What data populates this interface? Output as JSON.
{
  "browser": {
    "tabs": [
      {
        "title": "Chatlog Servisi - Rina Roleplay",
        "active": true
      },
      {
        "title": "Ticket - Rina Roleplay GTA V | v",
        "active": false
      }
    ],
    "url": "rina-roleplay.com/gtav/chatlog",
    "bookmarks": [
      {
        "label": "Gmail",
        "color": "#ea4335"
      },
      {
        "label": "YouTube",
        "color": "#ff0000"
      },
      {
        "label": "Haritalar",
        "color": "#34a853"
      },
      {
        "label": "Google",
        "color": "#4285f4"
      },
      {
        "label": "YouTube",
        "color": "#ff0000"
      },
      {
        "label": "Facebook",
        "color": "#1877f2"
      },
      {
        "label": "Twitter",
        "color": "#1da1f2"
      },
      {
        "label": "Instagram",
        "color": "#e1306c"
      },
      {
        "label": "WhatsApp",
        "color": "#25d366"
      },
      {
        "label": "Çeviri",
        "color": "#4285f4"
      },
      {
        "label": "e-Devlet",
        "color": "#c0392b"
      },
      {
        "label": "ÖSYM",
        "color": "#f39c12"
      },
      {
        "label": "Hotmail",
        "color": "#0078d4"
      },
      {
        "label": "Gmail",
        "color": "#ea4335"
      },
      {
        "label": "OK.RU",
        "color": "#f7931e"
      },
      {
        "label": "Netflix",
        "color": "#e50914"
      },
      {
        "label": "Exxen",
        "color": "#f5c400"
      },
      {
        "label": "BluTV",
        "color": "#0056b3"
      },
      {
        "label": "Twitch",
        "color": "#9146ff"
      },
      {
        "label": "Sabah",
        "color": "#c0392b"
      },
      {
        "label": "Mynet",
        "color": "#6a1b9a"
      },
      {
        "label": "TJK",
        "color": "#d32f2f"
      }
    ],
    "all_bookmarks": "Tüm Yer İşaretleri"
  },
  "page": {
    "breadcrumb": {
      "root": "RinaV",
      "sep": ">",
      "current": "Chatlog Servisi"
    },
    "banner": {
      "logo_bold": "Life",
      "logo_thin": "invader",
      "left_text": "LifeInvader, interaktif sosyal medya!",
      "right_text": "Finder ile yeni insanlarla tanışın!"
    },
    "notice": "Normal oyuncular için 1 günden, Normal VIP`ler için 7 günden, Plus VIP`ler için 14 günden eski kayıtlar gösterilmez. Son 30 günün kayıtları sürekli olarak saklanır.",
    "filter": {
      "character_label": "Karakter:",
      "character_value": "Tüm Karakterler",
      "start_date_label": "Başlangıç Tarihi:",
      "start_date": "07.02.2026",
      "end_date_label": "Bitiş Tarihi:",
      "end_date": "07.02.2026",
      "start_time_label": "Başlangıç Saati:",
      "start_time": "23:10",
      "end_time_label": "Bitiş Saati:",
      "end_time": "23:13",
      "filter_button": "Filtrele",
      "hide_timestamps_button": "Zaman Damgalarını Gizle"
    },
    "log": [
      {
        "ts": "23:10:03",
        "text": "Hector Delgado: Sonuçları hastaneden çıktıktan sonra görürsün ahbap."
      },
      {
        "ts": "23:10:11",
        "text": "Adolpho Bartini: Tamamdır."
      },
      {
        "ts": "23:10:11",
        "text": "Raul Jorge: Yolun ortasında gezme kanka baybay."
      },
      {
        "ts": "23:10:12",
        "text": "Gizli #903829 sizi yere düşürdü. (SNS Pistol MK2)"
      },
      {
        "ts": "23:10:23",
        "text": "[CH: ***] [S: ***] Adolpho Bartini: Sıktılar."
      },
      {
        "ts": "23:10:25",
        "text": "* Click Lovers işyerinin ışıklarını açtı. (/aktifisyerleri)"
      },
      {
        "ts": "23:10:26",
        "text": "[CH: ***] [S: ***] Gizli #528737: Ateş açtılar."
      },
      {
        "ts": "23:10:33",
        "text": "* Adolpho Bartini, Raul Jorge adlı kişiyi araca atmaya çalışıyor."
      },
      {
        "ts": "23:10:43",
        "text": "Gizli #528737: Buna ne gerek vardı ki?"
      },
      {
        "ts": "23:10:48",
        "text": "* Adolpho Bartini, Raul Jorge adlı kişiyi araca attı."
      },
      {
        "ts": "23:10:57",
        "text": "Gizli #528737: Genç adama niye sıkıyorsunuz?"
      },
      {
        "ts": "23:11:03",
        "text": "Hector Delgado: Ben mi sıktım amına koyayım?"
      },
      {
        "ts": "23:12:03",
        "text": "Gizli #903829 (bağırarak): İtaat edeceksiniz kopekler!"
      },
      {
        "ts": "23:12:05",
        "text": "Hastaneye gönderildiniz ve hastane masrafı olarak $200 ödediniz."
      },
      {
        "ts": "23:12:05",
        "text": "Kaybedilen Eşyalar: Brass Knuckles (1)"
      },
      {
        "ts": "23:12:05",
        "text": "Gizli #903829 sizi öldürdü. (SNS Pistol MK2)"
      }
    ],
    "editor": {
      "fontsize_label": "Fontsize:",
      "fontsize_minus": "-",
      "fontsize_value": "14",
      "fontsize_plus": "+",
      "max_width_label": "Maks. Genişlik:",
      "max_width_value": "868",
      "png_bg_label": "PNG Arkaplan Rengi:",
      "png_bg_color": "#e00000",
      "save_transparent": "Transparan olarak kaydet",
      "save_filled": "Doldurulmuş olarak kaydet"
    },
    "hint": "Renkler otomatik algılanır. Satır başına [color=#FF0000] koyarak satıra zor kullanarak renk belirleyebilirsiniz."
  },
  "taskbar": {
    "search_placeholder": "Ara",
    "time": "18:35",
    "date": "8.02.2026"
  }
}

Short problem:
Reproduce the entries above exactly.

Solution to this exercise:
What data populates this interface? Output as JSON.
{
  "browser": {
    "tabs": [
      {
        "title": "Chatlog Servisi - Rina Roleplay",
        "active": true
      },
      {
        "title": "Ticket - Rina Roleplay GTA V | v",
        "active": false
      }
    ],
    "url": "rina-roleplay.com/gtav/chatlog",
    "bookmarks": [
      {
        "label": "Gmail",
        "color": "#ea4335"
      },
      {
        "label": "YouTube",
        "color": "#ff0000"
      },
      {
        "label": "Haritalar",
        "color": "#34a853"
      },
      {
        "label": "Google",
        "color": "#4285f4"
      },
      {
        "label": "YouTube",
        "color": "#ff0000"
      },
      {
        "label": "Facebook",
        "color": "#1877f2"
      },
      {
        "label": "Twitter",
        "color": "#1da1f2"
      },
      {
        "label": "Instagram",
        "color": "#e1306c"
      },
      {
        "label": "WhatsApp",
        "color": "#25d366"
      },
      {
        "label": "Çeviri",
        "color": "#4285f4"
      },
      {
        "label": "e-Devlet",
        "color": "#c0392b"
      },
      {
        "label": "ÖSYM",
        "color": "#f39c12"
      },
      {
        "label": "Hotmail",
        "color": "#0078d4"
      },
      {
        "label": "Gmail",
        "color": "#ea4335"
      },
      {
        "label": "OK.RU",
        "color": "#f7931e"
      },
      {
        "label": "Netflix",
        "color": "#e50914"
      },
      {
        "label": "Exxen",
        "color": "#f5c400"
      },
      {
        "label": "BluTV",
        "color": "#0056b3"
      },
      {
        "label": "Twitch",
        "color": "#9146ff"
      },
      {
        "label": "Sabah",
        "color": "#c0392b"
      },
      {
        "label": "Mynet",
        "color": "#6a1b9a"
      },
      {
        "label": "TJK",
        "color": "#d32f2f"
      }
    ],
    "all_bookmarks": "Tüm Yer İşaretleri"
  },
  "page": {
    "breadcrumb": {
      "root": "RinaV",
      "sep": ">",
      "current": "Chatlog Servisi"
    },
    "banner": {
      "logo_bold": "Life",
      "logo_thin": "invader",
      "left_text": "LifeInvader, interaktif sosyal medya!",
      "right_text": "Finder ile yeni insanlarla tanışın!"
    },
    "notice": "Normal oyuncular için 1 günden, Normal VIP`ler için 7 günden, Plus VIP`ler için 14 günden eski kayıtlar gösterilmez. Son 30 günün kayıtları sürekli olarak saklanır.",
    "filter": {
      "character_label": "Karakter:",
      "character_value": "Tüm Karakterler",
      "start_date_label": "Başlangıç Tarihi:",
      "start_date": "07.02.2026",
      "end_date_label": "Bitiş Tarihi:",
      "end_date": "07.02.2026",
      "start_time_label": "Başlangıç Saati:",
      "start_time": "23:10",
      "end_time_label": "Bitiş Saati:",
      "end_time": "23:13",
      "filter_button": "Filtrele",
      "hide_timestamps_button": "Zaman Damgalarını Gizle"
    },
    "log": [
      {
        "ts": "23:10:03",
        "text": "Hector Delgado: Sonuçları hastaneden çıktıktan sonra görürsün ahbap."
      },
      {
        "ts": "23:10:11",
        "text": "Adolpho Bartini: Tamamdır."
      },
      {
        "ts": "23:10:11",
        "text": "Raul Jorge: Yolun ortasında gezme kanka baybay."
      },
      {
        "ts": "23:10:12",
        "text": "Gizli #903829 sizi yere düşürdü. (SNS Pistol MK2)"
      },
      {
        "ts": "23:10:23",
        "text": "[CH: ***] [S: ***] Adolpho Bartini: Sıktılar."
      },
      {
        "ts": "23:10:25",
        "text": "* Click Lovers işyerinin ışıklarını açtı. (/aktifisyerleri)"
      },
      {
        "ts": "23:10:26",
        "text": "[CH: ***] [S: ***] Gizli #528737: Ateş açtılar."
      },
      {
        "ts": "23:10:33",
        "text": "* Adolpho Bartini, Raul Jorge adlı kişiyi araca atmaya çalışıyor."
      },
      {
        "ts": "23:10:43",
        "text": "Gizli #528737: Buna ne gerek vardı ki?"
      },
      {
        "ts": "23:10:48",
        "text": "* Adolpho Bartini, Raul Jorge adlı kişiyi araca attı."
      },
      {
        "ts": "23:10:57",
        "text": "Gizli #528737: Genç adama niye sıkıyorsunuz?"
      },
      {
        "ts": "23:11:03",
        "text": "Hector Delgado: Ben mi sıktım amına koyayım?"
      },
      {
        "ts": "23:12:03",
        "text": "Gizli #903829 (bağırarak): İtaat edeceksiniz kopekler!"
      },
      {
        "ts": "23:12:05",
        "text": "Hastaneye gönderildiniz ve hastane masrafı olarak $200 ödediniz."
      },
      {
        "ts": "23:12:05",
        "text": "Kaybedilen Eşyalar: Brass Knuckles (1)"
      },
      {
        "ts": "23:12:05",
        "text": "Gizli #903829 sizi öldürdü. (SNS Pistol MK2)"
      }
    ],
    "editor": {
      "fontsize_label": "Fontsize:",
      "fontsize_minus": "-",
      "fontsize_value": "14",
      "fontsize_plus": "+",
      "max_width_label": "Maks. Genişlik:",
      "max_width_value": "868",
      "png_bg_label": "PNG Arkaplan Rengi:",
      "png_bg_color": "#e00000",
      "save_transparent": "Transparan olarak kaydet",
      "save_filled": "Doldurulmuş olarak kaydet"
    },
    "hint": "Renkler otomatik algılanır. Satır başına [color=#FF0000] koyarak satıra zor kullanarak renk belirleyebilirsiniz."
  },
  "taskbar": {
    "search_placeholder": "Ara",
    "time": "18:35",
    "date": "8.02.2026"
  }
}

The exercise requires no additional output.